◆ Given exercise ◆
Assemble all lines in which the string "heading" appears.

◆ Stored items from a collection ◆
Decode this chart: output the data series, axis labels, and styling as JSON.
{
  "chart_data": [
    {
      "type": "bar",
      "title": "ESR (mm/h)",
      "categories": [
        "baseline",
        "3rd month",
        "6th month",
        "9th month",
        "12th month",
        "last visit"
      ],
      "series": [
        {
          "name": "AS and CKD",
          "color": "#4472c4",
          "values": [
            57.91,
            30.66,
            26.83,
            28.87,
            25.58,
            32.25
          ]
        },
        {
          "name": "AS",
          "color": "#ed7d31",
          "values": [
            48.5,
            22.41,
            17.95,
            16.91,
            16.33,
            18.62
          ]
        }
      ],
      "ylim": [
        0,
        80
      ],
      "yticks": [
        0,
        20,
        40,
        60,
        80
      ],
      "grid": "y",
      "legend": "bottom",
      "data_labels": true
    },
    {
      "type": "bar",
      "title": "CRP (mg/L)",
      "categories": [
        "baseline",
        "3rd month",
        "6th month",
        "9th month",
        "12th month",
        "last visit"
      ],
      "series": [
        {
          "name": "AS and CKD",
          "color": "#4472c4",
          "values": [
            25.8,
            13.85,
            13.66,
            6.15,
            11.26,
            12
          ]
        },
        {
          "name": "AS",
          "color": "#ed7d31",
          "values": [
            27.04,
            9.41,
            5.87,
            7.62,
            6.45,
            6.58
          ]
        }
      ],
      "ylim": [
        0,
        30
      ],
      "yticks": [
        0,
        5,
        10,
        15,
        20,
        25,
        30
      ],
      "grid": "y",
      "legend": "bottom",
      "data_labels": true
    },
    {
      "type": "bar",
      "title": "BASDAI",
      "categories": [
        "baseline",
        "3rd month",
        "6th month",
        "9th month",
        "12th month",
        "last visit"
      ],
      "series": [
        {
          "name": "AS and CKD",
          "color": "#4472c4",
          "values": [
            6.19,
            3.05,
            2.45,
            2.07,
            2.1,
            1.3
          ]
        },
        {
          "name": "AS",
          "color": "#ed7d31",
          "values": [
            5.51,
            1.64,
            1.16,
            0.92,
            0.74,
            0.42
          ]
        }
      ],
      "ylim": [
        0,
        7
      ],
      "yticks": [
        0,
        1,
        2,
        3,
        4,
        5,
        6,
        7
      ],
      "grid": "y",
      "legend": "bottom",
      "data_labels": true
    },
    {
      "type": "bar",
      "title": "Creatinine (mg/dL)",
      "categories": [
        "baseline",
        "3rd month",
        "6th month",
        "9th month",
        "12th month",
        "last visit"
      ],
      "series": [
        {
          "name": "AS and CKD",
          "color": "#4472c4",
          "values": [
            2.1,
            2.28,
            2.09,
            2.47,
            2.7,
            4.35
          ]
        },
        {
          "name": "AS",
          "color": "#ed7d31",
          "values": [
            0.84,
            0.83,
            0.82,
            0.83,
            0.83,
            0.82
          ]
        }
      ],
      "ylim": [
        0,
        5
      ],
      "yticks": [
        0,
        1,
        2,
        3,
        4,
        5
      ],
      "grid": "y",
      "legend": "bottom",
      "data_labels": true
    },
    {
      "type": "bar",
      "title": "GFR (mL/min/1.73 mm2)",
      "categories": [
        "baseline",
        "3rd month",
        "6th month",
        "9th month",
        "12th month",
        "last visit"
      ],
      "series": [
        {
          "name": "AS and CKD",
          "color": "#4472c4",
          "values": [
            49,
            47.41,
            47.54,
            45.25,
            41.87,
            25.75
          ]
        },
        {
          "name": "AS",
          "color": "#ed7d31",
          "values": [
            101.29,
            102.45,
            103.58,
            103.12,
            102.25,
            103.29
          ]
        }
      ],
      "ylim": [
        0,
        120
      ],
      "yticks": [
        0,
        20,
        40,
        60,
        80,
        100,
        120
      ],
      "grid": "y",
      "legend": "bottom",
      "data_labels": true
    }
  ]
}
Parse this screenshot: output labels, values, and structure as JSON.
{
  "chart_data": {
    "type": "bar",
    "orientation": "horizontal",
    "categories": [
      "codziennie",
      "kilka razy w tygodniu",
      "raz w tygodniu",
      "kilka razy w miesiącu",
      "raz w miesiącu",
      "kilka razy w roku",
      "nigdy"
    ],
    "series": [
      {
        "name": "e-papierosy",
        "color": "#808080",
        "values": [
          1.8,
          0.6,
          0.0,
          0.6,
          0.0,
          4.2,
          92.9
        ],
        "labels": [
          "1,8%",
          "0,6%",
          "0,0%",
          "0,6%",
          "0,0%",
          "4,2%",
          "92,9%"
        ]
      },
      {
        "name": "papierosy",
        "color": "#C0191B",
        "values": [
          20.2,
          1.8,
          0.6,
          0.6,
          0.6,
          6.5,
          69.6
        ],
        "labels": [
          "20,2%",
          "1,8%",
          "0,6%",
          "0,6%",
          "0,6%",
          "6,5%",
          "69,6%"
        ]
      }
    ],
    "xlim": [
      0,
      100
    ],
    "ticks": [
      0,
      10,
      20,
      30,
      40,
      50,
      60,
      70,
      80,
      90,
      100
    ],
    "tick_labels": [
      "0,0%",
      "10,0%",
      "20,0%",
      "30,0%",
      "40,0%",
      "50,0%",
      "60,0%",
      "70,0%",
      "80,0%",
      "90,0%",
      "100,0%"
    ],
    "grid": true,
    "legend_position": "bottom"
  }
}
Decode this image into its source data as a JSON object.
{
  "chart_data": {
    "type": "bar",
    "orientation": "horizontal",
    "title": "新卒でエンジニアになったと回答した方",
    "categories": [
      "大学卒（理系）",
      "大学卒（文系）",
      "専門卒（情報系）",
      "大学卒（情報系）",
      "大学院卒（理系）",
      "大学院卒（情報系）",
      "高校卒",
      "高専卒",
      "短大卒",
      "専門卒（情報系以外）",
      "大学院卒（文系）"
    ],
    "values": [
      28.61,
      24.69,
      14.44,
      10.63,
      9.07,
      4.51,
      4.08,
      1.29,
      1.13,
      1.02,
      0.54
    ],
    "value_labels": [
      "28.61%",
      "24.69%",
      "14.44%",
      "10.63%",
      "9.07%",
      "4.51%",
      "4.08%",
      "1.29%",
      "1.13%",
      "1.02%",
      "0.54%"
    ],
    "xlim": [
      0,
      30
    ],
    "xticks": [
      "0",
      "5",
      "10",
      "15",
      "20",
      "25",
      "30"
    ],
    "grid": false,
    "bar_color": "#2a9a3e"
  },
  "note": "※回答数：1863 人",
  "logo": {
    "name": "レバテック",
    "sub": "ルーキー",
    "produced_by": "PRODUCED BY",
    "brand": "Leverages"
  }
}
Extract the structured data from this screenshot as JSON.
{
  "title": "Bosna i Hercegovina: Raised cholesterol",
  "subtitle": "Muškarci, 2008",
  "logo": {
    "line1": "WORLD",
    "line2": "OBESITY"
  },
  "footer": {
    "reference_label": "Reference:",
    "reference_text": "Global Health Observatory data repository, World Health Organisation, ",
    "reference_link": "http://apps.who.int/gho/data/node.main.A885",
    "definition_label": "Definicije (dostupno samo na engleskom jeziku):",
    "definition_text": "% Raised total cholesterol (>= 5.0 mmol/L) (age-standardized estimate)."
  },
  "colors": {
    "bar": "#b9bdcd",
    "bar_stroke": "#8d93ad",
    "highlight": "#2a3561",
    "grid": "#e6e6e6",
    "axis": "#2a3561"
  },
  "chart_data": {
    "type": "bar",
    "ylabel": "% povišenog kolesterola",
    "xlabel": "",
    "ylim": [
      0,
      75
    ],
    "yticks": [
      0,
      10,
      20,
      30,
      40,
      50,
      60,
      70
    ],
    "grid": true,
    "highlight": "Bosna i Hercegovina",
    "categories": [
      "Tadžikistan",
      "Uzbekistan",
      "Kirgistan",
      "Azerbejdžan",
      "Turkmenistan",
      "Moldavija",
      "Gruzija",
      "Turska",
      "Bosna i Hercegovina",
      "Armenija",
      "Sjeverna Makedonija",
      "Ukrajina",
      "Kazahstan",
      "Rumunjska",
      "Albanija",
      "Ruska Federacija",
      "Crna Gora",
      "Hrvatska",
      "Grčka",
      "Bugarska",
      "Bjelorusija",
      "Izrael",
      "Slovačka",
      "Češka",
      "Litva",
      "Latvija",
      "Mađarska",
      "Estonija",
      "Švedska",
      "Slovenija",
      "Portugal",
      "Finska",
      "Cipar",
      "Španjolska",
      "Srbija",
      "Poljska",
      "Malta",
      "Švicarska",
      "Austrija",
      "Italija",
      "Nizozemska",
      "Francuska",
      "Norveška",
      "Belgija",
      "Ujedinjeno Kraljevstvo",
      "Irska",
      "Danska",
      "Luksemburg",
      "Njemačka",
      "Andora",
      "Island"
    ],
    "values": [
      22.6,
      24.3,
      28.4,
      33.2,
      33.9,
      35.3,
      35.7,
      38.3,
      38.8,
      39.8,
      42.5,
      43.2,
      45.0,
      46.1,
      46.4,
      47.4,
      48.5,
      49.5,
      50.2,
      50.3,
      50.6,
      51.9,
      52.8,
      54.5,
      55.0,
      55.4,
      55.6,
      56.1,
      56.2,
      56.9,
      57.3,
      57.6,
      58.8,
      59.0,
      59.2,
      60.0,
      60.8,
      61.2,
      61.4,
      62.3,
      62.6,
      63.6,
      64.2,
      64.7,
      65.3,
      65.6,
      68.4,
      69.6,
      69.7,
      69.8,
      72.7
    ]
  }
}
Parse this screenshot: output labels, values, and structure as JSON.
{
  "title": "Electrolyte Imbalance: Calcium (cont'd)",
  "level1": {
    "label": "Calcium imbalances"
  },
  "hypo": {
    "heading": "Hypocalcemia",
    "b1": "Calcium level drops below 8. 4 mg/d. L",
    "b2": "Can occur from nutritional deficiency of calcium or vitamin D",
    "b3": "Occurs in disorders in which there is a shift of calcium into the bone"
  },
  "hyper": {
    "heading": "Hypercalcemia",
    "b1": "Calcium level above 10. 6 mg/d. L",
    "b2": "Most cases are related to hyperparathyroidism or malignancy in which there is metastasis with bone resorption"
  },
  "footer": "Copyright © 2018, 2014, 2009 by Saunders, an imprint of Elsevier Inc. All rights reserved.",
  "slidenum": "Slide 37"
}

◆ Output ◆
    "heading": "Hypocalcemia",
    "heading": "Hypercalcemia",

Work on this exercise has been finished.